→ INPUT ROWS
————
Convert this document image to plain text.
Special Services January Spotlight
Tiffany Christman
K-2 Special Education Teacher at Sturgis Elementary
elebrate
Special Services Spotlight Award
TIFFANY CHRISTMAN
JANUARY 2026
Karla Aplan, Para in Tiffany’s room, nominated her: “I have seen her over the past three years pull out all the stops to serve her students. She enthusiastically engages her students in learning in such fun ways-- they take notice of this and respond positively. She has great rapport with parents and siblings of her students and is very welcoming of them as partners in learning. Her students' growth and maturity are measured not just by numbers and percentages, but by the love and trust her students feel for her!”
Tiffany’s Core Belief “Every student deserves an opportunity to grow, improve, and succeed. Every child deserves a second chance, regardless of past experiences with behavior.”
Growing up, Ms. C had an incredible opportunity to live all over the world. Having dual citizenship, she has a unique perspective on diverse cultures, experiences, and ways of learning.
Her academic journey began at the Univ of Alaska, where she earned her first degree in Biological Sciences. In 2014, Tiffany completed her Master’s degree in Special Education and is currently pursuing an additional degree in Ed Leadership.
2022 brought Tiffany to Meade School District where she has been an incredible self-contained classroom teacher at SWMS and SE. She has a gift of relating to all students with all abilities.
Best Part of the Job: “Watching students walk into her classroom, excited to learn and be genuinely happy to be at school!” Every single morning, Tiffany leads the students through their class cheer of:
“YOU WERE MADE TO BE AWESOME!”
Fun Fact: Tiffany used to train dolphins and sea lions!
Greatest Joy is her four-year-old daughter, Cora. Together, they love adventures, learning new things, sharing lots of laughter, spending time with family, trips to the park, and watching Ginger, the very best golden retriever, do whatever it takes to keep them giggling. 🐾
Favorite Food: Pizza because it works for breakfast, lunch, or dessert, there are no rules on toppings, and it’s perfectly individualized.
————
→ AIM OF THE EXERCISE
Every record shown above must be echoed exactly.

→ RESULT OF THE TASK
Convert this document image to plain text.
Special Services January Spotlight
Tiffany Christman
K-2 Special Education Teacher at Sturgis Elementary
elebrate
Special Services Spotlight Award
TIFFANY CHRISTMAN
JANUARY 2026
Karla Aplan, Para in Tiffany’s room, nominated her: “I have seen her over the past three years pull out all the stops to serve her students. She enthusiastically engages her students in learning in such fun ways-- they take notice of this and respond positively. She has great rapport with parents and siblings of her students and is very welcoming of them as partners in learning. Her students' growth and maturity are measured not just by numbers and percentages, but by the love and trust her students feel for her!”
Tiffany’s Core Belief “Every student deserves an opportunity to grow, improve, and succeed. Every child deserves a second chance, regardless of past experiences with behavior.”
Growing up, Ms. C had an incredible opportunity to live all over the world. Having dual citizenship, she has a unique perspective on diverse cultures, experiences, and ways of learning.
Her academic journey began at the Univ of Alaska, where she earned her first degree in Biological Sciences. In 2014, Tiffany completed her Master’s degree in Special Education and is currently pursuing an additional degree in Ed Leadership.
2022 brought Tiffany to Meade School District where she has been an incredible self-contained classroom teacher at SWMS and SE. She has a gift of relating to all students with all abilities.
Best Part of the Job: “Watching students walk into her classroom, excited to learn and be genuinely happy to be at school!” Every single morning, Tiffany leads the students through their class cheer of:
“YOU WERE MADE TO BE AWESOME!”
Fun Fact: Tiffany used to train dolphins and sea lions!
Greatest Joy is her four-year-old daughter, Cora. Together, they love adventures, learning new things, sharing lots of laughter, spending time with family, trips to the park, and watching Ginger, the very best golden retriever, do whatever it takes to keep them giggling. 🐾
Favorite Food: Pizza because it works for breakfast, lunch, or dessert, there are no rules on toppings, and it’s perfectly individualized.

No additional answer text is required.